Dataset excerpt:
# # # # # # #

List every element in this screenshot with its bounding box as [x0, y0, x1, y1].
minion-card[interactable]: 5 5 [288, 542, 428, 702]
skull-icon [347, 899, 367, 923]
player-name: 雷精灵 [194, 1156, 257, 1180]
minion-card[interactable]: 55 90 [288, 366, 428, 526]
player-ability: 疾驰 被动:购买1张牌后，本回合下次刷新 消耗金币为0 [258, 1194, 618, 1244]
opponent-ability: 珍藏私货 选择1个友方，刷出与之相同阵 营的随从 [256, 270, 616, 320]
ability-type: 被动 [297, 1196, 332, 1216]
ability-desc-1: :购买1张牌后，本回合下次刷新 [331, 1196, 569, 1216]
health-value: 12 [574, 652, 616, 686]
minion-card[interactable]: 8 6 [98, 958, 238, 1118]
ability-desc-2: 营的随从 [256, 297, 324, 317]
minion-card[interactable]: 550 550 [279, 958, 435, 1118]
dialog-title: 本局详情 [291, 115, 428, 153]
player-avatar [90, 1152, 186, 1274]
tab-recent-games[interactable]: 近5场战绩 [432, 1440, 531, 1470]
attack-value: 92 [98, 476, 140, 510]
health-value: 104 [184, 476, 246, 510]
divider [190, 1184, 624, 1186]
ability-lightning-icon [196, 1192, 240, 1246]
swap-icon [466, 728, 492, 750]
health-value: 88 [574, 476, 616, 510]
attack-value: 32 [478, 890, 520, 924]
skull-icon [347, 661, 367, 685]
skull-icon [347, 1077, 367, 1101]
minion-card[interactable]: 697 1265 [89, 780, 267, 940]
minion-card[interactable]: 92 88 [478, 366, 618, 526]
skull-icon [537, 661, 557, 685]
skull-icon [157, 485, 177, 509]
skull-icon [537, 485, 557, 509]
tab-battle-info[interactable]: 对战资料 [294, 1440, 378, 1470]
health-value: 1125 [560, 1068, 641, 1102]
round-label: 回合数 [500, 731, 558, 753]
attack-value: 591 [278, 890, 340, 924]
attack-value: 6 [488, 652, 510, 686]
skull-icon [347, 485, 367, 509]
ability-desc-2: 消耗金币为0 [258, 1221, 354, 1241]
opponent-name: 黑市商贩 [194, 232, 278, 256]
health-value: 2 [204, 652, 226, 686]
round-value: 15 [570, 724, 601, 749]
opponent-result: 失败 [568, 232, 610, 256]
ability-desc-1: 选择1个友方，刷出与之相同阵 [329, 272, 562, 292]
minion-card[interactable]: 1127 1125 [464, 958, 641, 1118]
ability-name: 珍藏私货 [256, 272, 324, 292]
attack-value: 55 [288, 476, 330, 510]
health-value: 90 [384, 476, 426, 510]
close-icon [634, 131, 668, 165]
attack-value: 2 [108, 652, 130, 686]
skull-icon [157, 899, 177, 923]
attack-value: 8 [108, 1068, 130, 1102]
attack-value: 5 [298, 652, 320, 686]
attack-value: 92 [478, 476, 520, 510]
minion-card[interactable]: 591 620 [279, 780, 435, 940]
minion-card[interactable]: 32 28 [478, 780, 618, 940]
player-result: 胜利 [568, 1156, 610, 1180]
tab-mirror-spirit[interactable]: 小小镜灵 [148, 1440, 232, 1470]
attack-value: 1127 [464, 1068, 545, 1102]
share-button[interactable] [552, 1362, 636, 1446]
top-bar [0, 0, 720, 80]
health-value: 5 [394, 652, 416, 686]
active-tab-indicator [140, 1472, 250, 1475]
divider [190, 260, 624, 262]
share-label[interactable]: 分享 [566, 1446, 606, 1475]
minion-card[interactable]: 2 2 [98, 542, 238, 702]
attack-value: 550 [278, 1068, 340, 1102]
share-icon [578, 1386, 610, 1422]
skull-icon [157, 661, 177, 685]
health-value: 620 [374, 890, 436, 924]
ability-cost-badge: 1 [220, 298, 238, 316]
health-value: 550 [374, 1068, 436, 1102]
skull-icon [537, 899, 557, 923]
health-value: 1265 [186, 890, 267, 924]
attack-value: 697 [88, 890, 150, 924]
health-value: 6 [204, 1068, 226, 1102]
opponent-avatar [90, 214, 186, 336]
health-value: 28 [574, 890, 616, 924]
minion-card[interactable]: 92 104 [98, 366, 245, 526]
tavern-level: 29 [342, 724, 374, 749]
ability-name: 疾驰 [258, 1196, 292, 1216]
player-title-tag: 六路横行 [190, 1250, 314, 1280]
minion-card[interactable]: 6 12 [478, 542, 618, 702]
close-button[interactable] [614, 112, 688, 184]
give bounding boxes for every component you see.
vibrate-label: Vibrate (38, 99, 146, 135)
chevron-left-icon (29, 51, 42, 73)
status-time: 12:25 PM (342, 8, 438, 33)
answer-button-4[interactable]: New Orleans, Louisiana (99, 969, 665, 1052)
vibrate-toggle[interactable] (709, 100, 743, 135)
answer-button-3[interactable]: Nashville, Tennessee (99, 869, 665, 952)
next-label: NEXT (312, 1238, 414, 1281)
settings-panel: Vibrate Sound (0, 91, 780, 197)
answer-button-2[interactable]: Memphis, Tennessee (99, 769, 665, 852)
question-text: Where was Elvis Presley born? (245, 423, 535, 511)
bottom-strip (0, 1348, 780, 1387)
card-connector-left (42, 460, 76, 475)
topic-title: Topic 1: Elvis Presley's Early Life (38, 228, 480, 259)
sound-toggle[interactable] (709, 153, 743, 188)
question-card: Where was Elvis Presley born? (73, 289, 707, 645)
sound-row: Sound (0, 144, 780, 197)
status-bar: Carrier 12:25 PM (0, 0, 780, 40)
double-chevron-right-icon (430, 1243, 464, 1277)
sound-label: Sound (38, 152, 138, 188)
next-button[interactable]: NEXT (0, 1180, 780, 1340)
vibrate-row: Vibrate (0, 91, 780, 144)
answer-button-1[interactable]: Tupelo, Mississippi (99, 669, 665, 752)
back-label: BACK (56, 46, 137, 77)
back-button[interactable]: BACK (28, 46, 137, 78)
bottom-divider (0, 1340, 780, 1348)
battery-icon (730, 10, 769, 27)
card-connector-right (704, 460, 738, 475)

# # # # # # #

__AIM OF THE TASK__.
Copy out every line of the data above without changing anything.

__WRITTEN REPLY__.
List every element in this screenshot with its bounding box as [x0, y0, x1, y1].
minion-card[interactable]: 5 5 [288, 542, 428, 702]
skull-icon [347, 899, 367, 923]
player-name: 雷精灵 [194, 1156, 257, 1180]
minion-card[interactable]: 55 90 [288, 366, 428, 526]
player-ability: 疾驰 被动:购买1张牌后，本回合下次刷新 消耗金币为0 [258, 1194, 618, 1244]
opponent-ability: 珍藏私货 选择1个友方，刷出与之相同阵 营的随从 [256, 270, 616, 320]
ability-type: 被动 [297, 1196, 332, 1216]
ability-desc-1: :购买1张牌后，本回合下次刷新 [331, 1196, 569, 1216]
health-value: 12 [574, 652, 616, 686]
minion-card[interactable]: 8 6 [98, 958, 238, 1118]
ability-desc-2: 营的随从 [256, 297, 324, 317]
minion-card[interactable]: 550 550 [279, 958, 435, 1118]
dialog-title: 本局详情 [291, 115, 428, 153]
player-avatar [90, 1152, 186, 1274]
tab-recent-games[interactable]: 近5场战绩 [432, 1440, 531, 1470]
attack-value: 92 [98, 476, 140, 510]
health-value: 104 [184, 476, 246, 510]
divider [190, 1184, 624, 1186]
ability-lightning-icon [196, 1192, 240, 1246]
swap-icon [466, 728, 492, 750]
health-value: 88 [574, 476, 616, 510]
attack-value: 32 [478, 890, 520, 924]
skull-icon [347, 661, 367, 685]
skull-icon [347, 1077, 367, 1101]
minion-card[interactable]: 697 1265 [89, 780, 267, 940]
minion-card[interactable]: 92 88 [478, 366, 618, 526]
skull-icon [537, 661, 557, 685]
skull-icon [157, 485, 177, 509]
skull-icon [537, 485, 557, 509]
tab-battle-info[interactable]: 对战资料 [294, 1440, 378, 1470]
health-value: 1125 [560, 1068, 641, 1102]
round-label: 回合数 [500, 731, 558, 753]
attack-value: 591 [278, 890, 340, 924]
attack-value: 6 [488, 652, 510, 686]
skull-icon [347, 485, 367, 509]
ability-desc-2: 消耗金币为0 [258, 1221, 354, 1241]
opponent-name: 黑市商贩 [194, 232, 278, 256]
health-value: 2 [204, 652, 226, 686]
round-value: 15 [570, 724, 601, 749]
opponent-result: 失败 [568, 232, 610, 256]
ability-desc-1: 选择1个友方，刷出与之相同阵 [329, 272, 562, 292]
minion-card[interactable]: 1127 1125 [464, 958, 641, 1118]
ability-name: 珍藏私货 [256, 272, 324, 292]
attack-value: 55 [288, 476, 330, 510]
health-value: 90 [384, 476, 426, 510]
close-icon [634, 131, 668, 165]
attack-value: 2 [108, 652, 130, 686]
skull-icon [157, 899, 177, 923]
attack-value: 8 [108, 1068, 130, 1102]
attack-value: 5 [298, 652, 320, 686]
attack-value: 92 [478, 476, 520, 510]
minion-card[interactable]: 591 620 [279, 780, 435, 940]
minion-card[interactable]: 32 28 [478, 780, 618, 940]
player-result: 胜利 [568, 1156, 610, 1180]
tab-mirror-spirit[interactable]: 小小镜灵 [148, 1440, 232, 1470]
attack-value: 1127 [464, 1068, 545, 1102]
share-button[interactable] [552, 1362, 636, 1446]
top-bar [0, 0, 720, 80]
health-value: 5 [394, 652, 416, 686]
active-tab-indicator [140, 1472, 250, 1475]
divider [190, 260, 624, 262]
share-label[interactable]: 分享 [566, 1446, 606, 1475]
minion-card[interactable]: 2 2 [98, 542, 238, 702]
attack-value: 550 [278, 1068, 340, 1102]
share-icon [578, 1386, 610, 1422]
skull-icon [157, 661, 177, 685]
health-value: 620 [374, 890, 436, 924]
ability-cost-badge: 1 [220, 298, 238, 316]
health-value: 550 [374, 1068, 436, 1102]
skull-icon [537, 899, 557, 923]
health-value: 1265 [186, 890, 267, 924]
attack-value: 697 [88, 890, 150, 924]
health-value: 6 [204, 1068, 226, 1102]
opponent-avatar [90, 214, 186, 336]
health-value: 28 [574, 890, 616, 924]
minion-card[interactable]: 92 104 [98, 366, 245, 526]
tavern-level: 29 [342, 724, 374, 749]
ability-name: 疾驰 [258, 1196, 292, 1216]
player-title-tag: 六路横行 [190, 1250, 314, 1280]
minion-card[interactable]: 6 12 [478, 542, 618, 702]
close-button[interactable] [614, 112, 688, 184]
give bounding boxes for every component you see.
vibrate-label: Vibrate (38, 99, 146, 135)
chevron-left-icon (29, 51, 42, 73)
status-time: 12:25 PM (342, 8, 438, 33)
answer-button-4[interactable]: New Orleans, Louisiana (99, 969, 665, 1052)
vibrate-toggle[interactable] (709, 100, 743, 135)
answer-button-3[interactable]: Nashville, Tennessee (99, 869, 665, 952)
next-label: NEXT (312, 1238, 414, 1281)
settings-panel: Vibrate Sound (0, 91, 780, 197)
answer-button-2[interactable]: Memphis, Tennessee (99, 769, 665, 852)
question-text: Where was Elvis Presley born? (245, 423, 535, 511)
bottom-strip (0, 1348, 780, 1387)
card-connector-left (42, 460, 76, 475)
topic-title: Topic 1: Elvis Presley's Early Life (38, 228, 480, 259)
sound-toggle[interactable] (709, 153, 743, 188)
question-card: Where was Elvis Presley born? (73, 289, 707, 645)
sound-row: Sound (0, 144, 780, 197)
status-bar: Carrier 12:25 PM (0, 0, 780, 40)
double-chevron-right-icon (430, 1243, 464, 1277)
sound-label: Sound (38, 152, 138, 188)
next-button[interactable]: NEXT (0, 1180, 780, 1340)
vibrate-row: Vibrate (0, 91, 780, 144)
answer-button-1[interactable]: Tupelo, Mississippi (99, 669, 665, 752)
back-label: BACK (56, 46, 137, 77)
back-button[interactable]: BACK (28, 46, 137, 78)
bottom-divider (0, 1340, 780, 1348)
battery-icon (730, 10, 769, 27)
card-connector-right (704, 460, 738, 475)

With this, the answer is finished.